WHAT IS REQUIRED — Transcribe every entry word for word, but skip the images.

* * *

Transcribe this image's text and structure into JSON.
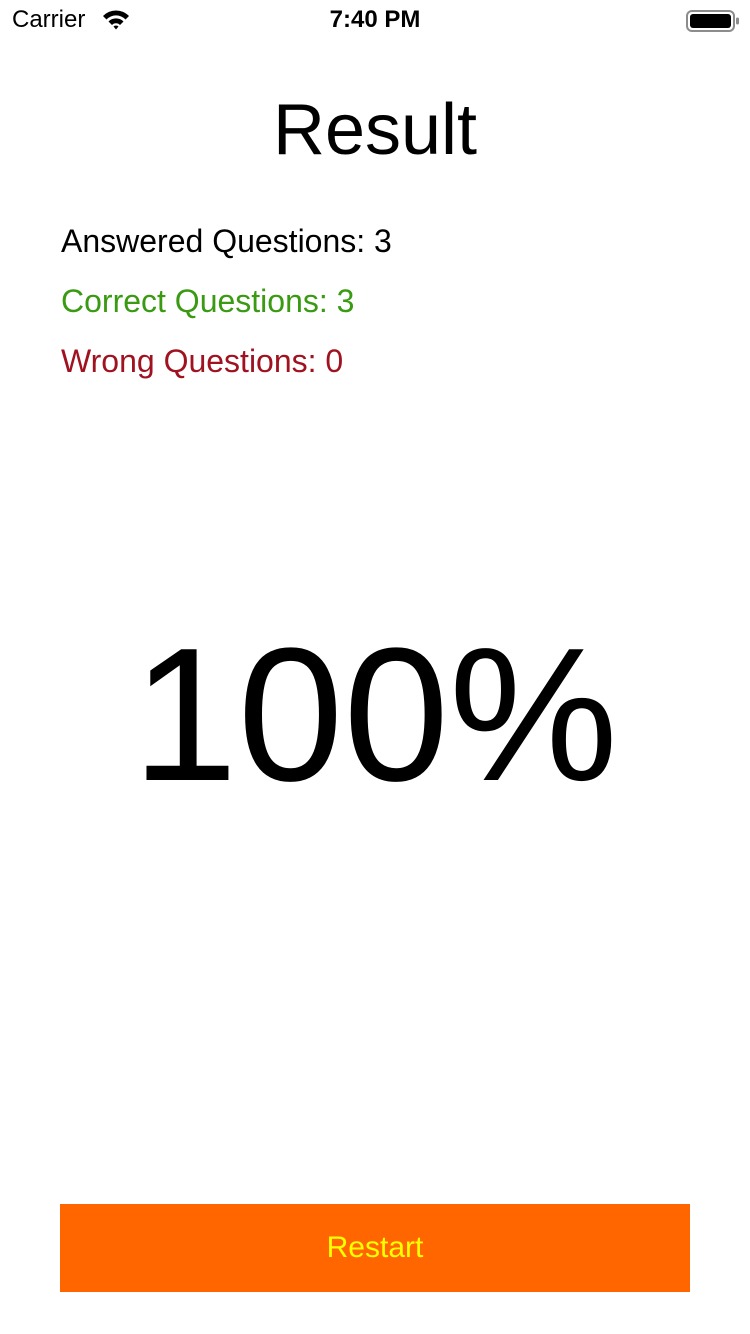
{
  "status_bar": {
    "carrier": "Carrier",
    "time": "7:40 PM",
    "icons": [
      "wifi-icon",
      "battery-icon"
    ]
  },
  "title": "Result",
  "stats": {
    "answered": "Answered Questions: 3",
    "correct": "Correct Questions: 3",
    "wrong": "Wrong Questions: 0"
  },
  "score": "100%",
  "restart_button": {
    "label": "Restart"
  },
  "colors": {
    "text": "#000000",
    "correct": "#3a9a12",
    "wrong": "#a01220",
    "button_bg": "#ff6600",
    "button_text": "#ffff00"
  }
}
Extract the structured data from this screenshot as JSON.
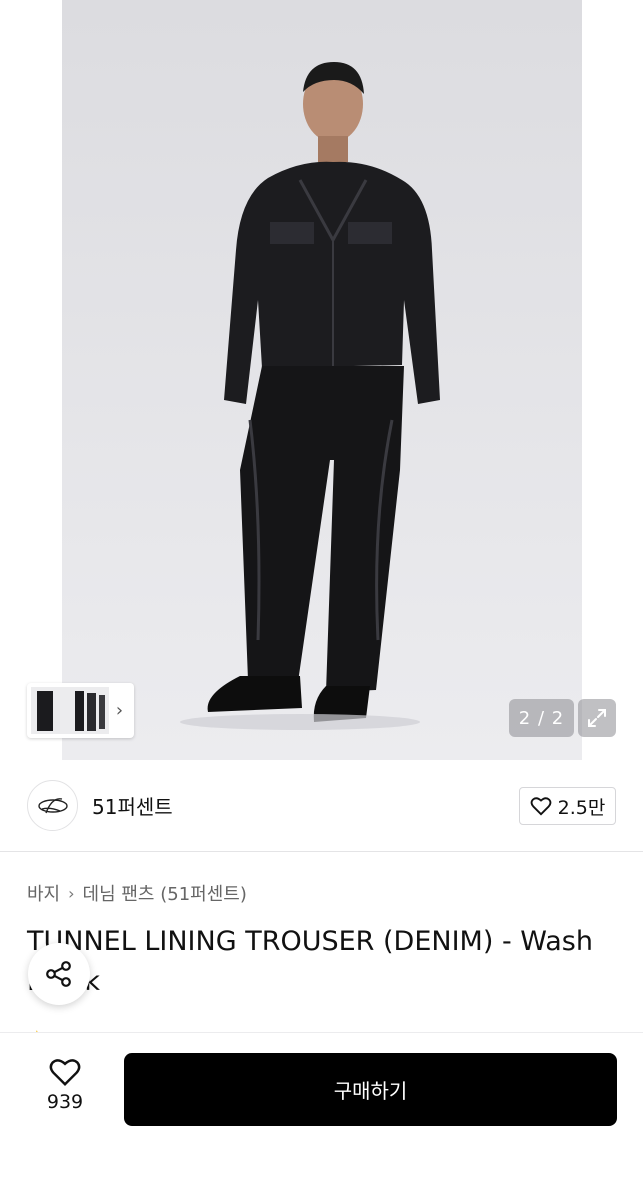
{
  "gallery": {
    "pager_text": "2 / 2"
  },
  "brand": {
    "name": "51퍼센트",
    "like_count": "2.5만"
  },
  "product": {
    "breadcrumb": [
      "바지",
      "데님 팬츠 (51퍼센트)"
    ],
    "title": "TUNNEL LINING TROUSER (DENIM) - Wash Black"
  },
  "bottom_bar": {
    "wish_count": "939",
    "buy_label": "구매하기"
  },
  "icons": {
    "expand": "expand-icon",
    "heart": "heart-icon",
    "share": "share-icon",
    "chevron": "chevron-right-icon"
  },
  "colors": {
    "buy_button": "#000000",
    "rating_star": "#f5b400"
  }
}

* * *

ANSWER TO THIS EXERCISE —
Transcribe this image's text and structure into JSON.
{
  "status_bar": {
    "carrier": "Carrier",
    "time": "7:40 PM",
    "icons": [
      "wifi-icon",
      "battery-icon"
    ]
  },
  "title": "Result",
  "stats": {
    "answered": "Answered Questions: 3",
    "correct": "Correct Questions: 3",
    "wrong": "Wrong Questions: 0"
  },
  "score": "100%",
  "restart_button": {
    "label": "Restart"
  },
  "colors": {
    "text": "#000000",
    "correct": "#3a9a12",
    "wrong": "#a01220",
    "button_bg": "#ff6600",
    "button_text": "#ffff00"
  }
}
Extract the structured data from this screenshot as JSON.
{
  "gallery": {
    "pager_text": "2 / 2"
  },
  "brand": {
    "name": "51퍼센트",
    "like_count": "2.5만"
  },
  "product": {
    "breadcrumb": [
      "바지",
      "데님 팬츠 (51퍼센트)"
    ],
    "title": "TUNNEL LINING TROUSER (DENIM) - Wash Black"
  },
  "bottom_bar": {
    "wish_count": "939",
    "buy_label": "구매하기"
  },
  "icons": {
    "expand": "expand-icon",
    "heart": "heart-icon",
    "share": "share-icon",
    "chevron": "chevron-right-icon"
  },
  "colors": {
    "buy_button": "#000000",
    "rating_star": "#f5b400"
  }
}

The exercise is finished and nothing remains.